What is needed — Copy out each line that mentions the word "parte".

start

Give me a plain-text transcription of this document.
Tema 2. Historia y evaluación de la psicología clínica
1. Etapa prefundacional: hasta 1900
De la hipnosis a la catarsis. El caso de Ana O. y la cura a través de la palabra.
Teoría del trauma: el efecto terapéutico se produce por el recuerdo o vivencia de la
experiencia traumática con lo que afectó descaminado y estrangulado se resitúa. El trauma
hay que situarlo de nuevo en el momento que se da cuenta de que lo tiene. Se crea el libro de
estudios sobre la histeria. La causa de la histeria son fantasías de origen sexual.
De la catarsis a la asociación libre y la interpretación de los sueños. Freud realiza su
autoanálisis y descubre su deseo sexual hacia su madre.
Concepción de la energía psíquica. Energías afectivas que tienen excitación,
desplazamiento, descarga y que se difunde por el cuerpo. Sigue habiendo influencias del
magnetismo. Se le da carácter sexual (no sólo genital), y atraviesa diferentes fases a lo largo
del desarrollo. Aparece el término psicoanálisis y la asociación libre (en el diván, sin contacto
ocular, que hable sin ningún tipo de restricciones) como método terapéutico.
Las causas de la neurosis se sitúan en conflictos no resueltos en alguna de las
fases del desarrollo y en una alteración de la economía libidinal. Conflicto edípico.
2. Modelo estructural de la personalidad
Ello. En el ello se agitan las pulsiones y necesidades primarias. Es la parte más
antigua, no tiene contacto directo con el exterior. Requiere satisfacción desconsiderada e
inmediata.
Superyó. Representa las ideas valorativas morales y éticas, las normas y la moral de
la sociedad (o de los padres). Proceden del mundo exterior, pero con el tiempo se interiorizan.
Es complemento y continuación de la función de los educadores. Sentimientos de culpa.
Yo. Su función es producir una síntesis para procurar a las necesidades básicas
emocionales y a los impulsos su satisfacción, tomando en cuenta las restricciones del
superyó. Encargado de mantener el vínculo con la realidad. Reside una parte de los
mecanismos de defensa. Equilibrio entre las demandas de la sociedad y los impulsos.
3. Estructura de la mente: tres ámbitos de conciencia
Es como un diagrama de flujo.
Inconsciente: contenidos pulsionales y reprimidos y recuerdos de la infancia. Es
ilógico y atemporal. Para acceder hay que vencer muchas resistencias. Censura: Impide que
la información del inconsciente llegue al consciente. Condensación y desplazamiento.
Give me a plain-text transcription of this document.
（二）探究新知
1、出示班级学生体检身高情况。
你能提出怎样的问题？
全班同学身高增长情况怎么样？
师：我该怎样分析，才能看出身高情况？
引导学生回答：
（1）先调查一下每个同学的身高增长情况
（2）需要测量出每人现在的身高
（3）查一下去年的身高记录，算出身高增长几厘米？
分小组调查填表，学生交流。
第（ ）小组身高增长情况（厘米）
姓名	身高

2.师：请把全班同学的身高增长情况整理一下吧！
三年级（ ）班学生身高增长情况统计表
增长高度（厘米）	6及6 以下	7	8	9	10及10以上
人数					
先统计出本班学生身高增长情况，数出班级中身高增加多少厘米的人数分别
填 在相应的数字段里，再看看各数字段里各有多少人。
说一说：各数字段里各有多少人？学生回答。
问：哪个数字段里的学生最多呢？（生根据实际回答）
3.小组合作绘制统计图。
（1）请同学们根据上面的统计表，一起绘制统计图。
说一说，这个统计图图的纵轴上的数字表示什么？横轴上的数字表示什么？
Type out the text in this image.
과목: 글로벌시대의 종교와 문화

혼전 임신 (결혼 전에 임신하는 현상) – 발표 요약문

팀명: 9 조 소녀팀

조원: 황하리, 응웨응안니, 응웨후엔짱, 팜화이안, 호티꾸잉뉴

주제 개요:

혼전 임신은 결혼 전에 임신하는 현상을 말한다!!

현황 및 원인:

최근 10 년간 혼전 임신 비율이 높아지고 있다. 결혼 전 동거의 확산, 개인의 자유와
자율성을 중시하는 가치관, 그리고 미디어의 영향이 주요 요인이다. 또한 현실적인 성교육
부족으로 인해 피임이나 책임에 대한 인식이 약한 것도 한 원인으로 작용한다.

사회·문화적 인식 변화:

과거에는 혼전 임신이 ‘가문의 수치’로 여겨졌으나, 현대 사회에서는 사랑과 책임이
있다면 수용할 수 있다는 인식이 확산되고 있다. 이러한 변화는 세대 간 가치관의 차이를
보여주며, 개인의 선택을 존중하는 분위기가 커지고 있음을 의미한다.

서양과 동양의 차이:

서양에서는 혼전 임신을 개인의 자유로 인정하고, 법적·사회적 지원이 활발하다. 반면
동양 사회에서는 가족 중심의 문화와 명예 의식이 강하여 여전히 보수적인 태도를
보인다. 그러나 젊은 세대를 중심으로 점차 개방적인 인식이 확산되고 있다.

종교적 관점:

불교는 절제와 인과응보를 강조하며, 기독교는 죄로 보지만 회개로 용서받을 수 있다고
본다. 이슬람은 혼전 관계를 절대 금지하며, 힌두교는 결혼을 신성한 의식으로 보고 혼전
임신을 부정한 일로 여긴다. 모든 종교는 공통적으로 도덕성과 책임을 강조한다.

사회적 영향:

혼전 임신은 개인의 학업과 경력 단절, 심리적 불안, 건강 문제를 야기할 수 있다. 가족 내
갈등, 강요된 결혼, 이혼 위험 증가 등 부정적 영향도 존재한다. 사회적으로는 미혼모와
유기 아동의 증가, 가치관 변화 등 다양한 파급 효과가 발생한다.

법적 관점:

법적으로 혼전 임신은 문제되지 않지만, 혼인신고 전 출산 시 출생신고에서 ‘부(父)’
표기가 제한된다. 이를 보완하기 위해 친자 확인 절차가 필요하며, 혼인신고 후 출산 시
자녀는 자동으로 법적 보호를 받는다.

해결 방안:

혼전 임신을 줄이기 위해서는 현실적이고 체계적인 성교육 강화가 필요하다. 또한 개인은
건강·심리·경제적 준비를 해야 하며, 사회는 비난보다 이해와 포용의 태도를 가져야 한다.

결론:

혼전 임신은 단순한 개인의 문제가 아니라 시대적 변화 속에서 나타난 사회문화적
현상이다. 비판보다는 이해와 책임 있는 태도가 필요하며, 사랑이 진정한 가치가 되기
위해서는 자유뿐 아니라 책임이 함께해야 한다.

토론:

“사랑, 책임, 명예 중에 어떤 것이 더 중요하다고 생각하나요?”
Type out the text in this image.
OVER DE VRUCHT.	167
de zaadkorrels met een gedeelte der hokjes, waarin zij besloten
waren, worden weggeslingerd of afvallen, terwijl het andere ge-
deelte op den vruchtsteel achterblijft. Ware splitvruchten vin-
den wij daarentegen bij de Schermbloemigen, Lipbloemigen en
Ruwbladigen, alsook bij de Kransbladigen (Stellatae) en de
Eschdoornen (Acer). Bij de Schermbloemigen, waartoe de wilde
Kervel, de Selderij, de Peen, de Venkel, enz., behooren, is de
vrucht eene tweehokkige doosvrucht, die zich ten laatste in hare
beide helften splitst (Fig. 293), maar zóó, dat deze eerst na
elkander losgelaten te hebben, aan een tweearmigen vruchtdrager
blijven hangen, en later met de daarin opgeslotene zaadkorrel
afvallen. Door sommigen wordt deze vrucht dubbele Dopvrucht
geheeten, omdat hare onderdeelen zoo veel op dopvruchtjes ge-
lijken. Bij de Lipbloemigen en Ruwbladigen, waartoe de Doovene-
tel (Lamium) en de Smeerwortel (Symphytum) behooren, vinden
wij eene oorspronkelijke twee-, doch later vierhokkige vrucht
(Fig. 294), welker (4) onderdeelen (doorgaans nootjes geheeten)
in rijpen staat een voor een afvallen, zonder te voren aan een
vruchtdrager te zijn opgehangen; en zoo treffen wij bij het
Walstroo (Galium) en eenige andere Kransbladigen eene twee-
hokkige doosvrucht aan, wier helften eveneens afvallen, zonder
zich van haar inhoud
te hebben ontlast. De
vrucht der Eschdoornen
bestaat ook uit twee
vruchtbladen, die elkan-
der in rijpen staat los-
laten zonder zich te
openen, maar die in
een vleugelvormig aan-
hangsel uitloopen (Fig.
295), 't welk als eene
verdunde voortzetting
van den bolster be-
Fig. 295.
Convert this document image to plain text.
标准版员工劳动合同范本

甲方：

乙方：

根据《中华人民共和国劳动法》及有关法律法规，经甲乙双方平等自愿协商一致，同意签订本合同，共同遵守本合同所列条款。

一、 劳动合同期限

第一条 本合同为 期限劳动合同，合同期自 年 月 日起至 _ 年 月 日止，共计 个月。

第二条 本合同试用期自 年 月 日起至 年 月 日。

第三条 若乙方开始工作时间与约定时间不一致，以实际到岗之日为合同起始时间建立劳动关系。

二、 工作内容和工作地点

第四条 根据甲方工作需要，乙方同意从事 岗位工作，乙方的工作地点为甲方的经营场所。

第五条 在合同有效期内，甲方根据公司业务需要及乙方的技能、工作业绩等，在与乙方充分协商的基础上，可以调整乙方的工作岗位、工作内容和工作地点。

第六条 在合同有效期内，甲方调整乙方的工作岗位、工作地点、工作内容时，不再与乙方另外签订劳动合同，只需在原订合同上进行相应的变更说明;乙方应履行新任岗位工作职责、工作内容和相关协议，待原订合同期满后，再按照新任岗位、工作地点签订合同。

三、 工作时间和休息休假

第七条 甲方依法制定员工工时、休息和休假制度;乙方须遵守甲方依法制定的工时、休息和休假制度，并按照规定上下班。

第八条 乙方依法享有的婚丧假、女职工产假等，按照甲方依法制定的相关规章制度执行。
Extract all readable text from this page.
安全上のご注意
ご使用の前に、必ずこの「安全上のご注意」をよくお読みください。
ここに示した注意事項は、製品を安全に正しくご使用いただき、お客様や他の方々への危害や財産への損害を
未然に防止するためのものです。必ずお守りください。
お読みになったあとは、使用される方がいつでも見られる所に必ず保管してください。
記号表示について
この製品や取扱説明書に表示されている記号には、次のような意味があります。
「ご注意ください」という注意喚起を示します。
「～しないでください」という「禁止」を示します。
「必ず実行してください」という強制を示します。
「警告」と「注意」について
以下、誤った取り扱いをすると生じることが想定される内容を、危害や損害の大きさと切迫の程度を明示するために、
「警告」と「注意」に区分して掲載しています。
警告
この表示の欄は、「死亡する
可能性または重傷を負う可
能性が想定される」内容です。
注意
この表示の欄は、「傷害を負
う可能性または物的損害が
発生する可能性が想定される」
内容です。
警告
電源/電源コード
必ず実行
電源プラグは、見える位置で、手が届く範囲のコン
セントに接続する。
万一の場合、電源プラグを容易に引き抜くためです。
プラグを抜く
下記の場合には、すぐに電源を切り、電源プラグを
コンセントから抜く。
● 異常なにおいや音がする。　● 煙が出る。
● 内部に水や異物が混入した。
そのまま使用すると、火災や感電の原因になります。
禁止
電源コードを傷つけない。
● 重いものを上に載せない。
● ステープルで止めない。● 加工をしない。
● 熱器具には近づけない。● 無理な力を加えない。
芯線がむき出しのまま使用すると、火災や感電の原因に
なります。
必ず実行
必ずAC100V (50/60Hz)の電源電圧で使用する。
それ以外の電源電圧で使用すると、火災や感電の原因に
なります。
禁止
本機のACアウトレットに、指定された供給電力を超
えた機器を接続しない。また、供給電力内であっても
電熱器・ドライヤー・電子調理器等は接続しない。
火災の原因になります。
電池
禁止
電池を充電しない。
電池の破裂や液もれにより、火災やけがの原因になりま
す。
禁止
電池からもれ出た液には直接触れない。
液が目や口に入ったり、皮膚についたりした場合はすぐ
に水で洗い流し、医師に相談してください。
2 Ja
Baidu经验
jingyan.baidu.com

end

Task output —
Ello. En el ello se agitan las pulsiones y necesidades primarias. Es la parte más
superyó. Encargado de mantener el vínculo con la realidad. Reside una parte de los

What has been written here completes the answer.